*** Opening Text block ***
As a result, Mr D’Aguilar said that while his “personal, selfish” response to the Government’s $15 million package was “this is not enough”, he had to take into consideration what was in the Bahamas’ wider national interests.
“The Government will never make right what they did wrong,” Mr D’Aguilar told Tribune Business, suggesting that businesses would never recover the full cost of the roadworks.
“What was so frustrating was they never took into consideration the effect it would have on businesses when they closed those roads,” he added.
“The end product is we have much-improved infrastructure, but it has been a huge cost, and any additional expenditure will only add to that.
“It’s been vastly mismanaged, one could say, but does paying these people seriously impact the national considerations of the country?
“I can’t be selfish. It hurt me, but didn’t kill me. It killed some people, and hopefully the benefits given out will help those people and businesses will be resurrected.
“It isn’t to give me back sales that have been already lost; it’s to give businesses severely impacted air to breathe. Everybody has to temper their claims based on the economic reality.”
*** Closing Text block ***
Problems to work on:
1: In the roadworks text, how large was the Government's package?
2: In the roadworks text, why does Mr D'Aguilar set aside his personal view that the package is not enough? Answer in one to three sentences.
3: Continue the roadworks text, starting after its last sentence.
*** Opening Extracted material ***
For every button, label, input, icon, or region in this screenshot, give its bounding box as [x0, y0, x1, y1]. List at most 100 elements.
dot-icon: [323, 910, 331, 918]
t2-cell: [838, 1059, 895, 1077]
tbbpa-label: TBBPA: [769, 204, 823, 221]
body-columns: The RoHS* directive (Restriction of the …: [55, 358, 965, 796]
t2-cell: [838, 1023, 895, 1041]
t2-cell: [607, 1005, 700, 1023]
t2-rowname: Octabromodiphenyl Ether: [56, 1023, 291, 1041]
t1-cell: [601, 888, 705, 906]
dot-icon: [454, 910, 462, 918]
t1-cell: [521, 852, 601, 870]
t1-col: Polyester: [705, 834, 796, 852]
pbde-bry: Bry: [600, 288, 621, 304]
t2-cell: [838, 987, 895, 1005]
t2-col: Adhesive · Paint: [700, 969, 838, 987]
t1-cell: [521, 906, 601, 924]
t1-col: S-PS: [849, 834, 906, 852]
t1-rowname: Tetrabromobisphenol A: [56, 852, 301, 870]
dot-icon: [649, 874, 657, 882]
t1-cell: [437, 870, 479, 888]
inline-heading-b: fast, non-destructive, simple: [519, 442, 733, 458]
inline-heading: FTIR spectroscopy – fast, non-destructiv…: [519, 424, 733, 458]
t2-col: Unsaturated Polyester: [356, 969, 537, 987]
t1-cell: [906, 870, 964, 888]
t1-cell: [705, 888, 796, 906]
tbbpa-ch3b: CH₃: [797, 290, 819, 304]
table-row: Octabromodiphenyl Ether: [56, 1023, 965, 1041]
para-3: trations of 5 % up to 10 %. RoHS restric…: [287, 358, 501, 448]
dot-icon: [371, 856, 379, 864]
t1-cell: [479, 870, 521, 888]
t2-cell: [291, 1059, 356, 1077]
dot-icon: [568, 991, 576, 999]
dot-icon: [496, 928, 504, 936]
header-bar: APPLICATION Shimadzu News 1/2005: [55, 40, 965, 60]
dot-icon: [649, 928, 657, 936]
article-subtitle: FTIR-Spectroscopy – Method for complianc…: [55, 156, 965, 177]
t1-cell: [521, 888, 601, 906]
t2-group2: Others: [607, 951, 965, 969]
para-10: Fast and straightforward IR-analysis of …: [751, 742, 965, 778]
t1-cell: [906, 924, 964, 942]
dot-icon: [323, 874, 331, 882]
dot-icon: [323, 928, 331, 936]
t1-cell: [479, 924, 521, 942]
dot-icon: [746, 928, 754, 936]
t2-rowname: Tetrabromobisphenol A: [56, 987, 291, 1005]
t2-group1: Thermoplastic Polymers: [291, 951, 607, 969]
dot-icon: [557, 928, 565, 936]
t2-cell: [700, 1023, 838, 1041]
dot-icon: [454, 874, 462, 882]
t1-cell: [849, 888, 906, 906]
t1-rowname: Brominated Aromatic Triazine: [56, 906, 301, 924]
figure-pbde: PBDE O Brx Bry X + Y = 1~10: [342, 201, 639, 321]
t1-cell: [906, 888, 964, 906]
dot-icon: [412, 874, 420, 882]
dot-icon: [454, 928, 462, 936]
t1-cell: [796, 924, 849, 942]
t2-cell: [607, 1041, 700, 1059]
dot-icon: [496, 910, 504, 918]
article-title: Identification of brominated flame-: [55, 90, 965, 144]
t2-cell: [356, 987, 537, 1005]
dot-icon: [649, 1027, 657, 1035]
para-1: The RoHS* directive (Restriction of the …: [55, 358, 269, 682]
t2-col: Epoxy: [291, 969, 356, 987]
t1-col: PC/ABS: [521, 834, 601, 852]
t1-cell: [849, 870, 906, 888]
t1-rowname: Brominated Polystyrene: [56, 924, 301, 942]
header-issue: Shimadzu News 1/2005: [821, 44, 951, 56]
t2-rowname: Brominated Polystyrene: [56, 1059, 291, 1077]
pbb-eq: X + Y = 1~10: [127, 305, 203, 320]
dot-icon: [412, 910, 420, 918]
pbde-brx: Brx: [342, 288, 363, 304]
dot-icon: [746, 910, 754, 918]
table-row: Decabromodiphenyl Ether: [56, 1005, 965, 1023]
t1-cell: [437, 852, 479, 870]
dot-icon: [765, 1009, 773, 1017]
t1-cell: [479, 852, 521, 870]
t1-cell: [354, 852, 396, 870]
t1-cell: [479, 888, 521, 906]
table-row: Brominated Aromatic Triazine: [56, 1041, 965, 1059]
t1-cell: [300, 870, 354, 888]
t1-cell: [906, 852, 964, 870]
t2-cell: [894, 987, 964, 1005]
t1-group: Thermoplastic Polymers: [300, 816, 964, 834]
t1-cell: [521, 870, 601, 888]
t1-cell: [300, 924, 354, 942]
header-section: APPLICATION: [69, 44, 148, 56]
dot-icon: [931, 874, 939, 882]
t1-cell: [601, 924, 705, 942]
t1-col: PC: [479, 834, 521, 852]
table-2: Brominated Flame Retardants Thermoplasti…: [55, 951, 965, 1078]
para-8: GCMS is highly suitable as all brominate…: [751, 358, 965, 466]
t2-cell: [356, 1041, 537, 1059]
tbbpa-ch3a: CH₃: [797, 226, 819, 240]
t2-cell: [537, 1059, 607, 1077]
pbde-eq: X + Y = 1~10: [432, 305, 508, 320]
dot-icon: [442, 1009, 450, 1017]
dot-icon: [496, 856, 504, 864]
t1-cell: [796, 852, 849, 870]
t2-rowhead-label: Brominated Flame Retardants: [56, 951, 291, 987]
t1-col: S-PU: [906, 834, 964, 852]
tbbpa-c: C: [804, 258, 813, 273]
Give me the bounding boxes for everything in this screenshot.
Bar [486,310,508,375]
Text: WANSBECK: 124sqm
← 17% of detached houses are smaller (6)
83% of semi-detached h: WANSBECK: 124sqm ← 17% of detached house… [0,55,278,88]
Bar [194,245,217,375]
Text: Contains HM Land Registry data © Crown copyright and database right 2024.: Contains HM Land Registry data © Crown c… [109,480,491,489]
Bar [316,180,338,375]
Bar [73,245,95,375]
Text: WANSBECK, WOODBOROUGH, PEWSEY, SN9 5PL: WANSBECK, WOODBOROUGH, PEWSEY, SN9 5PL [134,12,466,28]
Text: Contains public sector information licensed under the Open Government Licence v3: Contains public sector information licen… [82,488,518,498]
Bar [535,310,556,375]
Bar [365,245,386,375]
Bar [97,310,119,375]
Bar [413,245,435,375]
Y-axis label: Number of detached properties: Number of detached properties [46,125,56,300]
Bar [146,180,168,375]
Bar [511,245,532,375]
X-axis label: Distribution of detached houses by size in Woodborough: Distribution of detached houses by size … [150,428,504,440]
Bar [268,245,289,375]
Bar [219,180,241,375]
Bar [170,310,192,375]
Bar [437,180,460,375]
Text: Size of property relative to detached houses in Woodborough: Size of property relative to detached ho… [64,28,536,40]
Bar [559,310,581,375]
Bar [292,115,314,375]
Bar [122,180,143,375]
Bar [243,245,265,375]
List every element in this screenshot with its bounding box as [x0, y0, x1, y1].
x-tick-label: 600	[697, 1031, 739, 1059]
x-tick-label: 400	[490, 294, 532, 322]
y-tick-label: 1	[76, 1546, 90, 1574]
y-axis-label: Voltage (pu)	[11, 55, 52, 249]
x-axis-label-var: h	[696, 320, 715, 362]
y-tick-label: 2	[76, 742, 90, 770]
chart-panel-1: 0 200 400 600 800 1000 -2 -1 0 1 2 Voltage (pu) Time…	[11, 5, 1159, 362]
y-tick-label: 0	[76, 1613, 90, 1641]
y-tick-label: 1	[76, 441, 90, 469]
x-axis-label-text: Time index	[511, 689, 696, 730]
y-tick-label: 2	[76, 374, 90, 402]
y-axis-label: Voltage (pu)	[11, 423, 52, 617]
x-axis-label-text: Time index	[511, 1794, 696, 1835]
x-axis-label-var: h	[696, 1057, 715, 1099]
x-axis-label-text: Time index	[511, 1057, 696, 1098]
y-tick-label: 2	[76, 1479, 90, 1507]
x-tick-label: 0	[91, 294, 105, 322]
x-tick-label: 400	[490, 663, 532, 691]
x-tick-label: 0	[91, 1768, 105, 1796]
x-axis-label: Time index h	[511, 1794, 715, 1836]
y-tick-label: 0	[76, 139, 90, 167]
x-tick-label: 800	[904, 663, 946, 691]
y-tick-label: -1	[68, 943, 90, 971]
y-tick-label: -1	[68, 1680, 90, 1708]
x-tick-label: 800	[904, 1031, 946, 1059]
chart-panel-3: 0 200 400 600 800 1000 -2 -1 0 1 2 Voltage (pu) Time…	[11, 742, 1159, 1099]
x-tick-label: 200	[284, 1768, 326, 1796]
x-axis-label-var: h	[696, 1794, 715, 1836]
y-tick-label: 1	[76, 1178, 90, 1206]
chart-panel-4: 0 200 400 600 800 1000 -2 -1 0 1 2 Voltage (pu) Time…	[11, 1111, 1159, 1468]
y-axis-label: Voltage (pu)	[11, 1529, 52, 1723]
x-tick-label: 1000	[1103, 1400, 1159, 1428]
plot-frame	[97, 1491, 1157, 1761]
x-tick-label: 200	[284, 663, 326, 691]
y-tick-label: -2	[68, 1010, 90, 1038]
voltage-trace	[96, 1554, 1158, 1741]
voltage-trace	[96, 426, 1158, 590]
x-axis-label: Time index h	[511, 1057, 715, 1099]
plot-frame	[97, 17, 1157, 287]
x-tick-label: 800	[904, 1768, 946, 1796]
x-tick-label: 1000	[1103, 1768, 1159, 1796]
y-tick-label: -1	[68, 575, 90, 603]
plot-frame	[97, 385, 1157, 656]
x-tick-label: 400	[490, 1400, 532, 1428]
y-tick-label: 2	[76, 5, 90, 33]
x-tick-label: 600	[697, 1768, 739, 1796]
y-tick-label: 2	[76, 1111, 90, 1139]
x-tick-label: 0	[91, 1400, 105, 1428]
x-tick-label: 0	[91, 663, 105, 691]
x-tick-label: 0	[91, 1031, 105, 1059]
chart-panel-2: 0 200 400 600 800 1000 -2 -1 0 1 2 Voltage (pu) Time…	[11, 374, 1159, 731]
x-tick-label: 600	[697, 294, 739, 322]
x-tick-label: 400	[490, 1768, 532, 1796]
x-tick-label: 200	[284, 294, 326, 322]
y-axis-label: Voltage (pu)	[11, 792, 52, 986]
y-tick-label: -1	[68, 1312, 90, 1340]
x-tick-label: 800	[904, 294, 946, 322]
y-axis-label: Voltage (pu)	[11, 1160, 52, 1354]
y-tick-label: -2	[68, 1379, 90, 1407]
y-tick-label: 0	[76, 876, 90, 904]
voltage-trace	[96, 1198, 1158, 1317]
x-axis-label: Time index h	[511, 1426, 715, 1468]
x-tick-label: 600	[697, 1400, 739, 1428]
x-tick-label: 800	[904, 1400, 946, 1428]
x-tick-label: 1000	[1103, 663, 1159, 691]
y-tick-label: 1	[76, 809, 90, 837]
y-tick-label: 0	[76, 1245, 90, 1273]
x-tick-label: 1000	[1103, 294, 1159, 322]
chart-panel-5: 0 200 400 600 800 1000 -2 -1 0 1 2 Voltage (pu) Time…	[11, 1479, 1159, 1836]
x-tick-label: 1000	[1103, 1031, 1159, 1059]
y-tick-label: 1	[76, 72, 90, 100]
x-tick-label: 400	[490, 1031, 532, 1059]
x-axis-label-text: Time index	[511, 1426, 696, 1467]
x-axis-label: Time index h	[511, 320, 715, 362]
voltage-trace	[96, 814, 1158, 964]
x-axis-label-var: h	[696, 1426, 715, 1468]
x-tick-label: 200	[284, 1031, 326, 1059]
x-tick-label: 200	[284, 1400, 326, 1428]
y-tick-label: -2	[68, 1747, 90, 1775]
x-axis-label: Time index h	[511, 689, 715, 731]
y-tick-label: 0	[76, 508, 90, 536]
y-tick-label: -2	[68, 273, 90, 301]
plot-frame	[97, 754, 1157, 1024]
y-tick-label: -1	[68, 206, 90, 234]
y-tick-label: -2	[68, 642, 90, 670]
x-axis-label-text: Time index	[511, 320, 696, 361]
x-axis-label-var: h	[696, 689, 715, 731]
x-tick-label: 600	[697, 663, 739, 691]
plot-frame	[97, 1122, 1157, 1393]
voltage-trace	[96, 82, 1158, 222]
*** Closing Extracted material ***
Task-by-task outputs:
1: $15 million.

2: He said he had to weigh the Bahamas' wider national interests rather than his own "personal, selfish" response. The roadworks hurt him but did not kill him, while they killed some people, and he hoped the benefits would help those people and their businesses.

3:
And Mr D’Aguilar continued: “Everyone has to be realistic. The Ingraham administration probably spent 10 years of budget in two years, and we can’t sustain this level of expenditure.
“OK, it happened, but the Government doesn’t have the money to sustain the rate of expenditure. Unless we taxes or do something to improve the revenue intake, I don’t know where we’re getting this $15 million from.
“I’d settle with the Government, take it and run as fast as I can, and just move on from this chapter. Hopefully, the next time they’ll do major infrastructural works they will allocate resources to minimise the impact on business.”
Agreeing that it was impossible for the Government to compensate impacted companies in cash, Mr D’Aguilar agreed that the Government’s offer was “reasonable and realistic”.
He added that he was “shocked” by the Government’s position, as he had not been expecting them to do anything when it came to compensating the private sector.
“I think it’s important for the business community to settle this quickly and move on. If it drags on for years and years, it will delay the resurrection and businesses resurrecting themselves over Christmas,” the Superwash chief told Tribune Business.
“Ethric and others want the Government to go into every road, figure out how much was lost and hire a forensic accountant. The Government does not have the resources to do that, the technical capacity to do that, and many small businesses probably do not have the accounting records to review.
“My response to the Government is: ‘Thanks very much, take advantage of it if they offer it to me, move on and put this chapter behind me’.”
He added that it would be impossible for the Government to compensate companies such as Robin Hood and others that had already gone out of business.
Mr D’Aguilar said it would cost him $250,000 “to make adjustments to my properties so that customers can easily get in and out of my businesses”.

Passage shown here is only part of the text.